(Extracted data entries)
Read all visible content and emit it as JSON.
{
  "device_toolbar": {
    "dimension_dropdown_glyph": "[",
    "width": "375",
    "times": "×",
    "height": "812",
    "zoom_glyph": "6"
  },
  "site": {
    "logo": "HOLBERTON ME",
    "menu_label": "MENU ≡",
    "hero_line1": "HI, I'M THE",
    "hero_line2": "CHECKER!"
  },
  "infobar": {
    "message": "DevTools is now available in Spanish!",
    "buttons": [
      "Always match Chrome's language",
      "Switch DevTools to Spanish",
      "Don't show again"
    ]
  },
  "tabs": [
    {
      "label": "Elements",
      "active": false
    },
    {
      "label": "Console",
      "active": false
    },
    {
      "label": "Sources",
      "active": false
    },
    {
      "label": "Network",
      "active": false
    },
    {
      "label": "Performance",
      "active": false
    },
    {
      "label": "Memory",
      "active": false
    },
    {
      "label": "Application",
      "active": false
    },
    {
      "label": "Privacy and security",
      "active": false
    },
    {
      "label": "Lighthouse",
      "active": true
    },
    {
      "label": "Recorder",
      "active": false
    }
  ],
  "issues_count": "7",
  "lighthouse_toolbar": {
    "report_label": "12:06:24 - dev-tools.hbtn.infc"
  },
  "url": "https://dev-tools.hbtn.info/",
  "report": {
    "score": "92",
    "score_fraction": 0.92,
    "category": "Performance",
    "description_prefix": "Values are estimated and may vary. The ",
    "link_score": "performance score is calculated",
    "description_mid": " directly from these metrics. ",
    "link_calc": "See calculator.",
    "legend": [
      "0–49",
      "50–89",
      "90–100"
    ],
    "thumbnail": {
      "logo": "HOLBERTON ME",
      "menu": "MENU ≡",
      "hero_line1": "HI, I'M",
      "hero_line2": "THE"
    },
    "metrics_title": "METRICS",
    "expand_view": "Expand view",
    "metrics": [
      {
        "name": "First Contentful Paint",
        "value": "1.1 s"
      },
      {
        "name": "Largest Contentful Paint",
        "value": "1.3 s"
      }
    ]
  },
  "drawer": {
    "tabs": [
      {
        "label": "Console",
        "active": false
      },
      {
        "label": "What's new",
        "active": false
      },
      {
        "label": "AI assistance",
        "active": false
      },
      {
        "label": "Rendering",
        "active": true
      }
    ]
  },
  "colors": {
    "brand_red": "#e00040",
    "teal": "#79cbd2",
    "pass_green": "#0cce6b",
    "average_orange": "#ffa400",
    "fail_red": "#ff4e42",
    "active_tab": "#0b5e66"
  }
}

* Aim of the task: Extract the full listing above without alteration.

* Task response:
Read all visible content and emit it as JSON.
{
  "device_toolbar": {
    "dimension_dropdown_glyph": "[",
    "width": "375",
    "times": "×",
    "height": "812",
    "zoom_glyph": "6"
  },
  "site": {
    "logo": "HOLBERTON ME",
    "menu_label": "MENU ≡",
    "hero_line1": "HI, I'M THE",
    "hero_line2": "CHECKER!"
  },
  "infobar": {
    "message": "DevTools is now available in Spanish!",
    "buttons": [
      "Always match Chrome's language",
      "Switch DevTools to Spanish",
      "Don't show again"
    ]
  },
  "tabs": [
    {
      "label": "Elements",
      "active": false
    },
    {
      "label": "Console",
      "active": false
    },
    {
      "label": "Sources",
      "active": false
    },
    {
      "label": "Network",
      "active": false
    },
    {
      "label": "Performance",
      "active": false
    },
    {
      "label": "Memory",
      "active": false
    },
    {
      "label": "Application",
      "active": false
    },
    {
      "label": "Privacy and security",
      "active": false
    },
    {
      "label": "Lighthouse",
      "active": true
    },
    {
      "label": "Recorder",
      "active": false
    }
  ],
  "issues_count": "7",
  "lighthouse_toolbar": {
    "report_label": "12:06:24 - dev-tools.hbtn.infc"
  },
  "url": "https://dev-tools.hbtn.info/",
  "report": {
    "score": "92",
    "score_fraction": 0.92,
    "category": "Performance",
    "description_prefix": "Values are estimated and may vary. The ",
    "link_score": "performance score is calculated",
    "description_mid": " directly from these metrics. ",
    "link_calc": "See calculator.",
    "legend": [
      "0–49",
      "50–89",
      "90–100"
    ],
    "thumbnail": {
      "logo": "HOLBERTON ME",
      "menu": "MENU ≡",
      "hero_line1": "HI, I'M",
      "hero_line2": "THE"
    },
    "metrics_title": "METRICS",
    "expand_view": "Expand view",
    "metrics": [
      {
        "name": "First Contentful Paint",
        "value": "1.1 s"
      },
      {
        "name": "Largest Contentful Paint",
        "value": "1.3 s"
      }
    ]
  },
  "drawer": {
    "tabs": [
      {
        "label": "Console",
        "active": false
      },
      {
        "label": "What's new",
        "active": false
      },
      {
        "label": "AI assistance",
        "active": false
      },
      {
        "label": "Rendering",
        "active": true
      }
    ]
  },
  "colors": {
    "brand_red": "#e00040",
    "teal": "#79cbd2",
    "pass_green": "#0cce6b",
    "average_orange": "#ffa400",
    "fail_red": "#ff4e42",
    "active_tab": "#0b5e66"
  }
}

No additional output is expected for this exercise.